All lines holding the string "机の上に恋人にもらった人形が飾ってあります" are to be shown.

^^^^^^^^^^^^^^^^

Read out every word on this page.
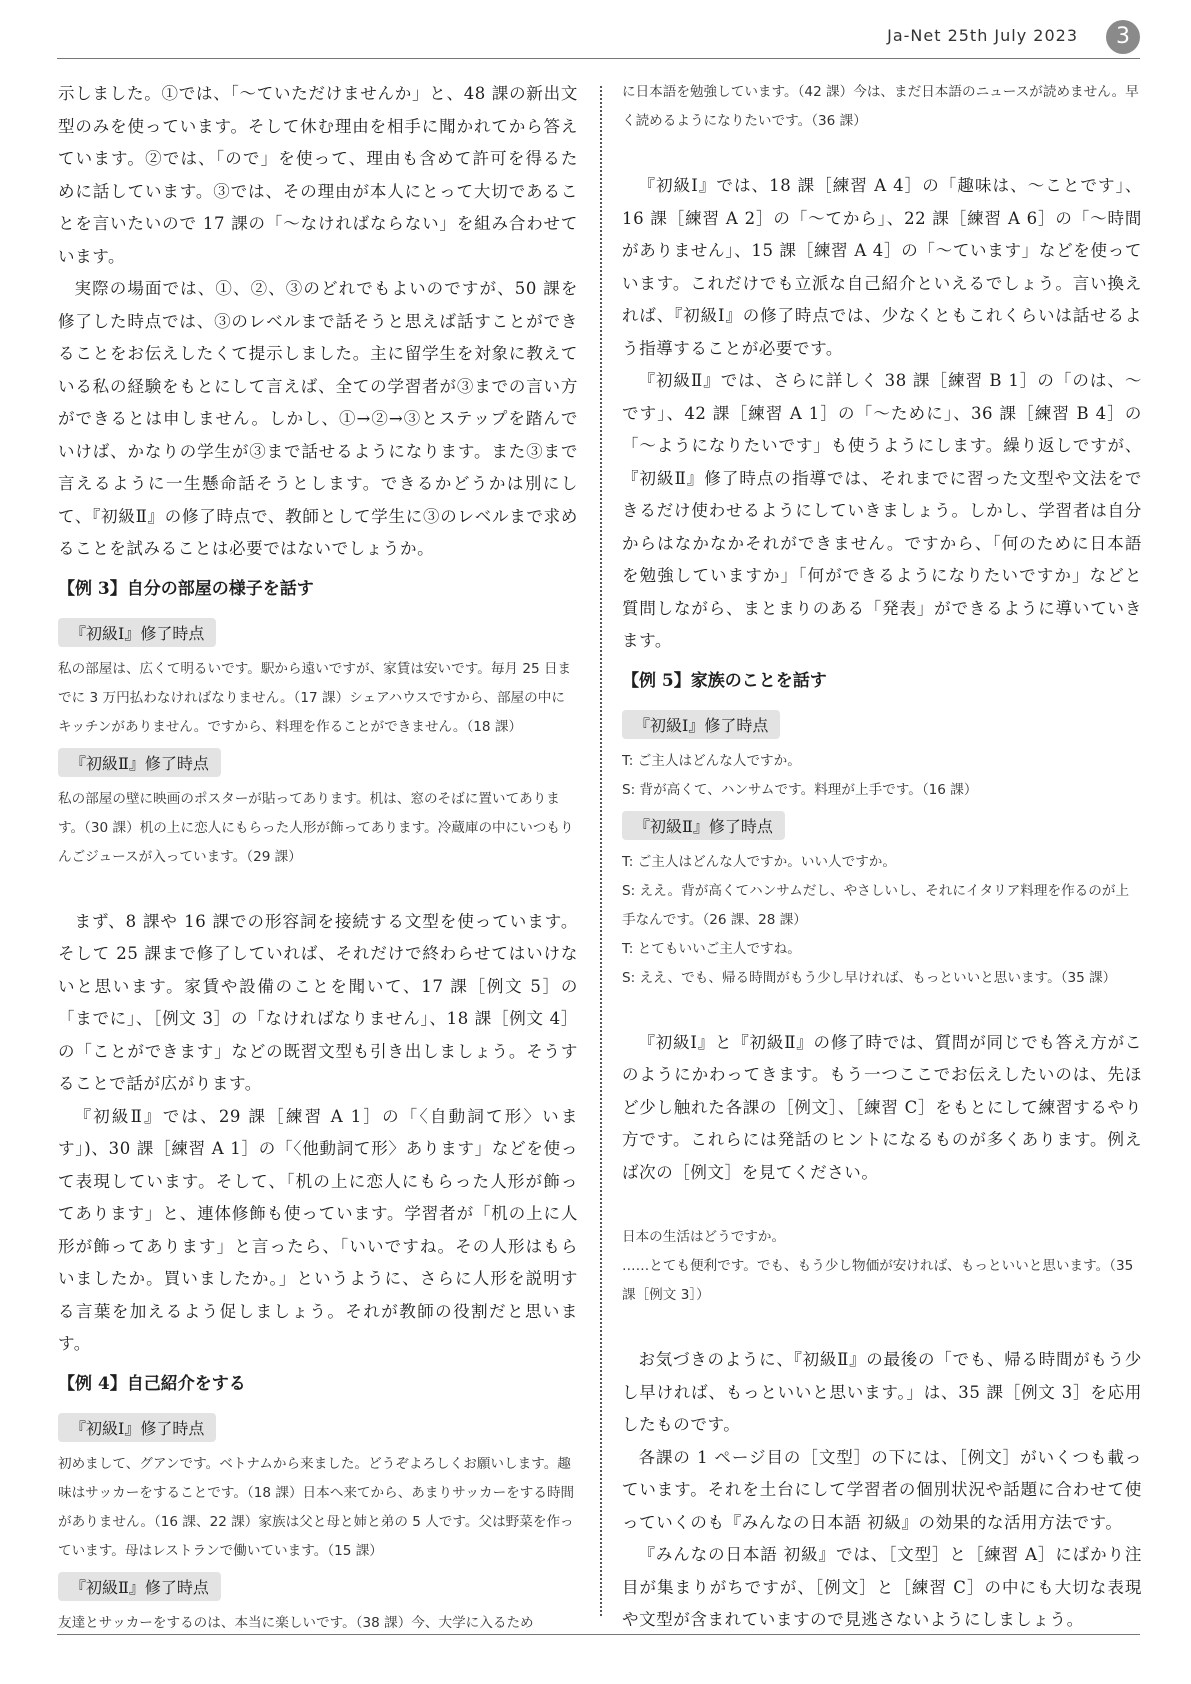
Ja-Net 25th July 2023	3

示しました。①では、「〜ていただけませんか」と、48 課の新出文型のみを使っています。そして休む理由を相手に聞かれてから答えています。②では、「ので」を使って、理由も含めて許可を得るために話しています。③では、その理由が本人にとって大切であることを言いたいので 17 課の「〜なければならない」を組み合わせています。

実際の場面では、①、②、③のどれでもよいのですが、50 課を修了した時点では、③のレベルまで話そうと思えば話すことができることをお伝えしたくて提示しました。主に留学生を対象に教えている私の経験をもとにして言えば、全ての学習者が③までの言い方ができるとは申しません。しかし、①→②→③とステップを踏んでいけば、かなりの学生が③まで話せるようになります。また③まで言えるように一生懸命話そうとします。できるかどうかは別にして、『初級Ⅱ』の修了時点で、教師として学生に③のレベルまで求めることを試みることは必要ではないでしょうか。

【例 3】自分の部屋の様子を話す
『初級Ⅰ』修了時点

私の部屋は、広くて明るいです。駅から遠いですが、家賃は安いです。毎月 25 日までに 3 万円払わなければなりません。（17 課）シェアハウスですから、部屋の中にキッチンがありません。ですから、料理を作ることができません。（18 課）

『初級Ⅱ』修了時点

私の部屋の壁に映画のポスターが貼ってあります。机は、窓のそばに置いてあります。（30 課）机の上に恋人にもらった人形が飾ってあります。冷蔵庫の中にいつもりんごジュースが入っています。（29 課）

まず、8 課や 16 課での形容詞を接続する文型を使っています。そして 25 課まで修了していれば、それだけで終わらせてはいけないと思います。家賃や設備のことを聞いて、17 課［例文 5］の「までに」、［例文 3］の「なければなりません」、18 課［例文 4］の「ことができます」などの既習文型も引き出しましょう。そうすることで話が広がります。

『初級Ⅱ』では、29 課［練習 A 1］の「〈自動詞て形〉います」)、30 課［練習 A 1］の「〈他動詞て形〉あります」などを使って表現しています。そして、「机の上に恋人にもらった人形が飾ってあります」と、連体修飾も使っています。学習者が「机の上に人形が飾ってあります」と言ったら、「いいですね。その人形はもらいましたか。買いましたか。」というように、さらに人形を説明する言葉を加えるよう促しましょう。それが教師の役割だと思います。

【例 4】自己紹介をする
『初級Ⅰ』修了時点

初めまして、グアンです。ベトナムから来ました。どうぞよろしくお願いします。趣味はサッカーをすることです。（18 課）日本へ来てから、あまりサッカーをする時間がありません。（16 課、22 課）家族は父と母と姉と弟の 5 人です。父は野菜を作っています。母はレストランで働いています。（15 課）

『初級Ⅱ』修了時点

友達とサッカーをするのは、本当に楽しいです。（38 課）今、大学に入るため

に日本語を勉強しています。（42 課）今は、まだ日本語のニュースが読めません。早く読めるようになりたいです。（36 課）

『初級Ⅰ』では、18 課［練習 A 4］の「趣味は、〜ことです」、16 課［練習 A 2］の「〜てから」、22 課［練習 A 6］の「〜時間がありません」、15 課［練習 A 4］の「〜ています」などを使っています。これだけでも立派な自己紹介といえるでしょう。言い換えれば、『初級Ⅰ』の修了時点では、少なくともこれくらいは話せるよう指導することが必要です。

『初級Ⅱ』では、さらに詳しく 38 課［練習 B 1］の「のは、〜です」、42 課［練習 A 1］の「〜ために」、36 課［練習 B 4］の「〜ようになりたいです」も使うようにします。繰り返しですが、『初級Ⅱ』修了時点の指導では、それまでに習った文型や文法をできるだけ使わせるようにしていきましょう。しかし、学習者は自分からはなかなかそれができません。ですから、「何のために日本語を勉強していますか」「何ができるようになりたいですか」などと質問しながら、まとまりのある「発表」ができるように導いていきます。

【例 5】家族のことを話す
『初級Ⅰ』修了時点

T: ご主人はどんな人ですか。

S: 背が高くて、ハンサムです。料理が上手です。（16 課）

『初級Ⅱ』修了時点

T: ご主人はどんな人ですか。いい人ですか。

S: ええ。背が高くてハンサムだし、やさしいし、それにイタリア料理を作るのが上手なんです。（26 課、28 課）

T: とてもいいご主人ですね。

S: ええ、でも、帰る時間がもう少し早ければ、もっといいと思います。（35 課）

『初級Ⅰ』と『初級Ⅱ』の修了時では、質問が同じでも答え方がこのようにかわってきます。もう一つここでお伝えしたいのは、先ほど少し触れた各課の［例文］、［練習 C］をもとにして練習するやり方です。これらには発話のヒントになるものが多くあります。例えば次の［例文］を見てください。

日本の生活はどうですか。

……とても便利です。でも、もう少し物価が安ければ、もっといいと思います。（35 課［例文 3］）

お気づきのように、『初級Ⅱ』の最後の「でも、帰る時間がもう少し早ければ、もっといいと思います。」は、35 課［例文 3］を応用したものです。

各課の 1 ページ目の［文型］の下には、［例文］がいくつも載っています。それを土台にして学習者の個別状況や話題に合わせて使っていくのも『みんなの日本語 初級』の効果的な活用方法です。

『みんなの日本語 初級』では、［文型］と［練習 A］にばかり注目が集まりがちですが、［例文］と［練習 C］の中にも大切な表現や文型が含まれていますので見逃さないようにしましょう。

^^^^^^^^^^^^^^^^

**Solution to this problem**:
私の部屋の壁に映画のポスターが貼ってあります。机は、窓のそばに置いてあります。（30 課）机の上に恋人にもらった人形が飾ってあります。冷蔵庫の中にいつもりんごジュースが入っています。（29 課）
『初級Ⅱ』では、29 課［練習 A 1］の「〈自動詞て形〉います」)、30 課［練習 A 1］の「〈他動詞て形〉あります」などを使って表現しています。そして、「机の上に恋人にもらった人形が飾ってあります」と、連体修飾も使っています。学習者が「机の上に人形が飾ってあります」と言ったら、「いいですね。その人形はもらいましたか。買いましたか。」というように、さらに人形を説明する言葉を加えるよう促しましょう。それが教師の役割だと思います。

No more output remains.